■ CHALLENGE ■
Filter for the word "Recamiere" and keep each matching line.

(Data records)
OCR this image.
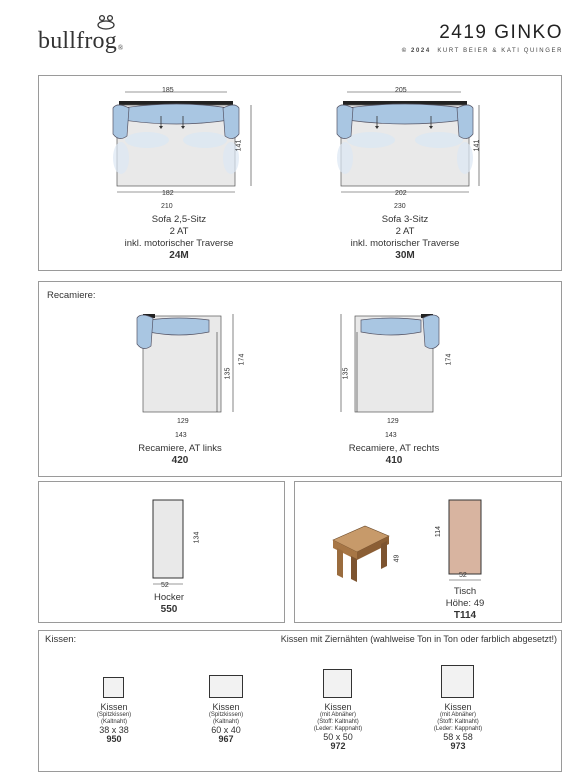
bullfrog®
2419 GINKO
© 2024 KURT BEIER & KATI QUINGER
185
182
210
141
Sofa 2,5-Sitz
2 AT
inkl. motorischer Traverse
24M
205
202
230
141
Sofa 3-Sitz
2 AT
inkl. motorischer Traverse
30M
Recamiere:
129
143
135
174
Recamiere, AT links
420
129
143
135
174
Recamiere, AT rechts
410
134
52
Hocker
550
49
114
52
Tisch
Höhe: 49
T114
Kissen:	Kissen mit Ziernähten (wahlweise Ton in Ton oder farblich abgesetzt!)
Kissen
(Spitzkissen)
(Kaltnaht)
38 x 38
950
Kissen
(Spitzkissen)
(Kaltnaht)
60 x 40
967
Kissen
(mit Abnäher)
(Stoff: Kaltnaht)
(Leder: Kappnaht)
50 x 50
972
Kissen
(mit Abnäher)
(Stoff: Kaltnaht)
(Leder: Kappnaht)
58 x 58
973
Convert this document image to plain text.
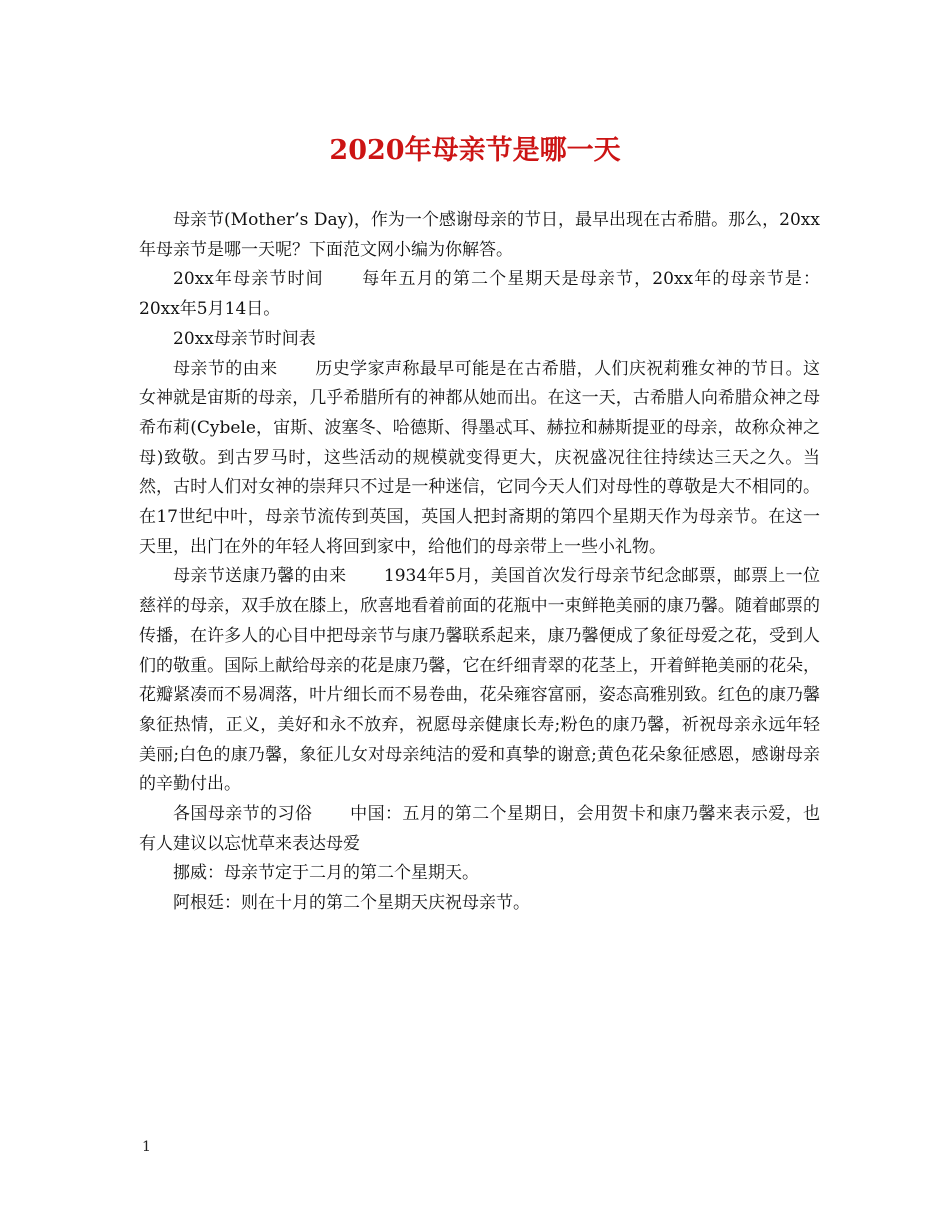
2020年母亲节是哪一天

母亲节(Mother’s Day)，作为一个感谢母亲的节日，最早出现在古希腊。那么，20xx年母亲节是哪一天呢？下面范文网小编为你解答。

20xx年母亲节时间 每年五月的第二个星期天是母亲节，20xx年的母亲节是：20xx年5月14日。

20xx母亲节时间表

母亲节的由来 历史学家声称最早可能是在古希腊，人们庆祝莉雅女神的节日。这女神就是宙斯的母亲，几乎希腊所有的神都从她而出。在这一天，古希腊人向希腊众神之母希布莉(Cybele，宙斯、波塞冬、哈德斯、得墨忒耳、赫拉和赫斯提亚的母亲，故称众神之母)致敬。到古罗马时，这些活动的规模就变得更大，庆祝盛况往往持续达三天之久。当然，古时人们对女神的崇拜只不过是一种迷信，它同今天人们对母性的尊敬是大不相同的。在17世纪中叶，母亲节流传到英国，英国人把封斋期的第四个星期天作为母亲节。在这一天里，出门在外的年轻人将回到家中，给他们的母亲带上一些小礼物。

母亲节送康乃馨的由来 1934年5月，美国首次发行母亲节纪念邮票，邮票上一位慈祥的母亲，双手放在膝上，欣喜地看着前面的花瓶中一束鲜艳美丽的康乃馨。随着邮票的传播，在许多人的心目中把母亲节与康乃馨联系起来，康乃馨便成了象征母爱之花，受到人们的敬重。国际上献给母亲的花是康乃馨，它在纤细青翠的花茎上，开着鲜艳美丽的花朵，花瓣紧凑而不易凋落，叶片细长而不易卷曲，花朵雍容富丽，姿态高雅别致。红色的康乃馨象征热情，正义，美好和永不放弃，祝愿母亲健康长寿;粉色的康乃馨，祈祝母亲永远年轻美丽;白色的康乃馨，象征儿女对母亲纯洁的爱和真挚的谢意;黄色花朵象征感恩，感谢母亲的辛勤付出。

各国母亲节的习俗 中国：五月的第二个星期日，会用贺卡和康乃馨来表示爱，也有人建议以忘忧草来表达母爱

挪威：母亲节定于二月的第二个星期天。

阿根廷：则在十月的第二个星期天庆祝母亲节。

1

■ RESPONSE TO THIS TASK ■
Recamiere:
Recamiere, AT links
Recamiere, AT rechts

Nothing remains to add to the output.